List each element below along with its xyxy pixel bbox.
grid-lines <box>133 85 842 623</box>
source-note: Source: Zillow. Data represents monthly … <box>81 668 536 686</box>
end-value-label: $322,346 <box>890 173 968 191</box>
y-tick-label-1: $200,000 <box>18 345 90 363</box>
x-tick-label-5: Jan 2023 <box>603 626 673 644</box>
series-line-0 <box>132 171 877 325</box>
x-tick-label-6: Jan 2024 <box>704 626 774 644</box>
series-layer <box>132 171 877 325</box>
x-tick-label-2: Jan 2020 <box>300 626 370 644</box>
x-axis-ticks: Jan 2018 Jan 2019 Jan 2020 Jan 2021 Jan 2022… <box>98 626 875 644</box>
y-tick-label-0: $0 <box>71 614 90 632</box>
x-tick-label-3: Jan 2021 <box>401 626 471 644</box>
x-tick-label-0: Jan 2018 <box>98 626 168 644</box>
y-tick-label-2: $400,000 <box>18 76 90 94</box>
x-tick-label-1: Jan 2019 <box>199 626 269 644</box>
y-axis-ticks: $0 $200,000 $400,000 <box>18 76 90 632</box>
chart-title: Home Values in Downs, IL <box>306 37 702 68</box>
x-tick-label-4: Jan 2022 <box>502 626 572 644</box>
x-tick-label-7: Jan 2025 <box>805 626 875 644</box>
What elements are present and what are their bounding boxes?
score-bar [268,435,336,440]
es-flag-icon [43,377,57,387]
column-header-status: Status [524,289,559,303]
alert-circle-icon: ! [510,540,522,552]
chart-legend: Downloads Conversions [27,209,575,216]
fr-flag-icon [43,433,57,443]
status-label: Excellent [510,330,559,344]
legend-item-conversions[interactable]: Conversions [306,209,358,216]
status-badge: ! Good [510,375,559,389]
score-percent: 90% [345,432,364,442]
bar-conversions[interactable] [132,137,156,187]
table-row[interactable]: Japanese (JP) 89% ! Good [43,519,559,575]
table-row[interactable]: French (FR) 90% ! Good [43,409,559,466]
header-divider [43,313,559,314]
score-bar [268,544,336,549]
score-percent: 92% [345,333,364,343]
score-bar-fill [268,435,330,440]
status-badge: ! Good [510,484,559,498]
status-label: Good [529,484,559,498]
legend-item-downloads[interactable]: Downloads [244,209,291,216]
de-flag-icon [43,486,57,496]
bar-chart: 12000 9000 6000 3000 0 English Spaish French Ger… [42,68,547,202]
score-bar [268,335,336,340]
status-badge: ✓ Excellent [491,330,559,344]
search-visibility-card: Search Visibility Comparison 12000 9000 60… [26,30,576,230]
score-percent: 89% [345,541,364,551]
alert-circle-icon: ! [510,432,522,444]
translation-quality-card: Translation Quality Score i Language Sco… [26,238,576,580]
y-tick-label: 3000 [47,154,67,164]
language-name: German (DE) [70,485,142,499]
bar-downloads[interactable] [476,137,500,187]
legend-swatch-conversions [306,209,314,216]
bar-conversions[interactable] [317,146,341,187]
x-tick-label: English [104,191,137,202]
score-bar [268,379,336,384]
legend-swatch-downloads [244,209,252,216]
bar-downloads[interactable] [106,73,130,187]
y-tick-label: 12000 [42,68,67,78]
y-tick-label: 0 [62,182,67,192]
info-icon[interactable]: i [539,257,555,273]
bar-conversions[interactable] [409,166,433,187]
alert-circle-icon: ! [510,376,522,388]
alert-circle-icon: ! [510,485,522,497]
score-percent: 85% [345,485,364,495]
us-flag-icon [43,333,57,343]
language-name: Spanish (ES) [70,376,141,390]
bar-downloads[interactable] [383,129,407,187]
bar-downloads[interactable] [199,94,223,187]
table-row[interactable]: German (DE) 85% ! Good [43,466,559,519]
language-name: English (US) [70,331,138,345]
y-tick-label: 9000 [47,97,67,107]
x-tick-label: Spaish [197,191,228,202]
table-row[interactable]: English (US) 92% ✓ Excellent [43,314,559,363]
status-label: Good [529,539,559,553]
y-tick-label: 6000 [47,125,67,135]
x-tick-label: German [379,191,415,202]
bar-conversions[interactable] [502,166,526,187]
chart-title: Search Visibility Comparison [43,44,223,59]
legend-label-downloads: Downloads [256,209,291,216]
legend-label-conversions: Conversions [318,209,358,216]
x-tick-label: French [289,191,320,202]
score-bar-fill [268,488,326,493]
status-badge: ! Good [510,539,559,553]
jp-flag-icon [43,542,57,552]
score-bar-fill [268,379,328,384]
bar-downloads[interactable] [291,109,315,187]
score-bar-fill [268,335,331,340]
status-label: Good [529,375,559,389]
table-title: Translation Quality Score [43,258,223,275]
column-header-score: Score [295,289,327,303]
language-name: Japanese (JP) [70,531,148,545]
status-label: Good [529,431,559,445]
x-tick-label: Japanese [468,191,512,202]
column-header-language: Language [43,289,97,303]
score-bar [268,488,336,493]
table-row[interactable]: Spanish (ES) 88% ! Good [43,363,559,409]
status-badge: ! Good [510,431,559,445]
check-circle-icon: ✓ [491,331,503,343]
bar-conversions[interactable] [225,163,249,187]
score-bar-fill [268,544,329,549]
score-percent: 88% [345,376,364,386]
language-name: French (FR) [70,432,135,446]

....

• [SET EXERCISE]: Reproduce every line of the material, swapping "status-badge" for "status-chip" wherever it occurs and leaving everything else as it is.

• [RESULT FOR THIS EXERCISE]:
List each element below along with its xyxy pixel bbox.
grid-lines <box>133 85 842 623</box>
source-note: Source: Zillow. Data represents monthly … <box>81 668 536 686</box>
end-value-label: $322,346 <box>890 173 968 191</box>
y-tick-label-1: $200,000 <box>18 345 90 363</box>
x-tick-label-5: Jan 2023 <box>603 626 673 644</box>
series-line-0 <box>132 171 877 325</box>
x-tick-label-6: Jan 2024 <box>704 626 774 644</box>
series-layer <box>132 171 877 325</box>
x-tick-label-2: Jan 2020 <box>300 626 370 644</box>
x-axis-ticks: Jan 2018 Jan 2019 Jan 2020 Jan 2021 Jan 2022… <box>98 626 875 644</box>
y-tick-label-0: $0 <box>71 614 90 632</box>
x-tick-label-3: Jan 2021 <box>401 626 471 644</box>
x-tick-label-0: Jan 2018 <box>98 626 168 644</box>
y-tick-label-2: $400,000 <box>18 76 90 94</box>
x-tick-label-1: Jan 2019 <box>199 626 269 644</box>
y-axis-ticks: $0 $200,000 $400,000 <box>18 76 90 632</box>
chart-title: Home Values in Downs, IL <box>306 37 702 68</box>
x-tick-label-4: Jan 2022 <box>502 626 572 644</box>
x-tick-label-7: Jan 2025 <box>805 626 875 644</box>
What elements are present and what are their bounding boxes?
score-bar [268,435,336,440]
es-flag-icon [43,377,57,387]
column-header-status: Status [524,289,559,303]
alert-circle-icon: ! [510,540,522,552]
chart-legend: Downloads Conversions [27,209,575,216]
fr-flag-icon [43,433,57,443]
status-label: Excellent [510,330,559,344]
legend-item-conversions[interactable]: Conversions [306,209,358,216]
status-chip: ! Good [510,375,559,389]
score-percent: 90% [345,432,364,442]
bar-conversions[interactable] [132,137,156,187]
table-row[interactable]: Japanese (JP) 89% ! Good [43,519,559,575]
table-row[interactable]: French (FR) 90% ! Good [43,409,559,466]
header-divider [43,313,559,314]
score-bar [268,544,336,549]
score-percent: 92% [345,333,364,343]
score-bar-fill [268,435,330,440]
status-chip: ! Good [510,484,559,498]
status-label: Good [529,484,559,498]
legend-item-downloads[interactable]: Downloads [244,209,291,216]
de-flag-icon [43,486,57,496]
bar-chart: 12000 9000 6000 3000 0 English Spaish French Ger… [42,68,547,202]
score-bar [268,335,336,340]
status-chip: ✓ Excellent [491,330,559,344]
search-visibility-card: Search Visibility Comparison 12000 9000 60… [26,30,576,230]
score-percent: 89% [345,541,364,551]
alert-circle-icon: ! [510,432,522,444]
translation-quality-card: Translation Quality Score i Language Sco… [26,238,576,580]
y-tick-label: 3000 [47,154,67,164]
language-name: German (DE) [70,485,142,499]
bar-downloads[interactable] [476,137,500,187]
legend-swatch-conversions [306,209,314,216]
bar-conversions[interactable] [317,146,341,187]
x-tick-label: English [104,191,137,202]
score-bar [268,379,336,384]
legend-swatch-downloads [244,209,252,216]
bar-downloads[interactable] [106,73,130,187]
y-tick-label: 12000 [42,68,67,78]
y-tick-label: 0 [62,182,67,192]
info-icon[interactable]: i [539,257,555,273]
bar-conversions[interactable] [409,166,433,187]
alert-circle-icon: ! [510,376,522,388]
alert-circle-icon: ! [510,485,522,497]
score-percent: 85% [345,485,364,495]
us-flag-icon [43,333,57,343]
language-name: Spanish (ES) [70,376,141,390]
bar-downloads[interactable] [383,129,407,187]
bar-downloads[interactable] [199,94,223,187]
table-row[interactable]: German (DE) 85% ! Good [43,466,559,519]
language-name: English (US) [70,331,138,345]
y-tick-label: 9000 [47,97,67,107]
x-tick-label: Spaish [197,191,228,202]
table-row[interactable]: English (US) 92% ✓ Excellent [43,314,559,363]
status-label: Good [529,539,559,553]
y-tick-label: 6000 [47,125,67,135]
x-tick-label: German [379,191,415,202]
bar-conversions[interactable] [502,166,526,187]
chart-title: Search Visibility Comparison [43,44,223,59]
legend-label-downloads: Downloads [256,209,291,216]
legend-label-conversions: Conversions [318,209,358,216]
x-tick-label: French [289,191,320,202]
score-bar-fill [268,488,326,493]
status-chip: ! Good [510,539,559,553]
jp-flag-icon [43,542,57,552]
score-bar-fill [268,379,328,384]
bar-downloads[interactable] [291,109,315,187]
score-bar-fill [268,335,331,340]
status-label: Good [529,375,559,389]
table-title: Translation Quality Score [43,258,223,275]
column-header-score: Score [295,289,327,303]
language-name: Japanese (JP) [70,531,148,545]
status-label: Good [529,431,559,445]
x-tick-label: Japanese [468,191,512,202]
column-header-language: Language [43,289,97,303]
score-bar [268,488,336,493]
table-row[interactable]: Spanish (ES) 88% ! Good [43,363,559,409]
status-chip: ! Good [510,431,559,445]
check-circle-icon: ✓ [491,331,503,343]
bar-conversions[interactable] [225,163,249,187]
score-bar-fill [268,544,329,549]
score-percent: 88% [345,376,364,386]
language-name: French (FR) [70,432,135,446]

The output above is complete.